Input data:
* Begin *
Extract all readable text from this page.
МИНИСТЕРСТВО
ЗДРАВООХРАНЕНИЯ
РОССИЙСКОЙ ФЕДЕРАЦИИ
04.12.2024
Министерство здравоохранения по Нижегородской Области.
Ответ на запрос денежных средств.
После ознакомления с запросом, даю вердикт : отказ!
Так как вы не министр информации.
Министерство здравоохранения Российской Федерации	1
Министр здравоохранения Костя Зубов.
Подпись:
* End *
Written exercise:
Go through the listing and print each line exactly as it appears.

Answer to this problem:
Extract all readable text from this page.
МИНИСТЕРСТВО
ЗДРАВООХРАНЕНИЯ
РОССИЙСКОЙ ФЕДЕРАЦИИ
04.12.2024
Министерство здравоохранения по Нижегородской Области.
Ответ на запрос денежных средств.
После ознакомления с запросом, даю вердикт : отказ!
Так как вы не министр информации.
Министерство здравоохранения Российской Федерации	1
Министр здравоохранения Костя Зубов.
Подпись:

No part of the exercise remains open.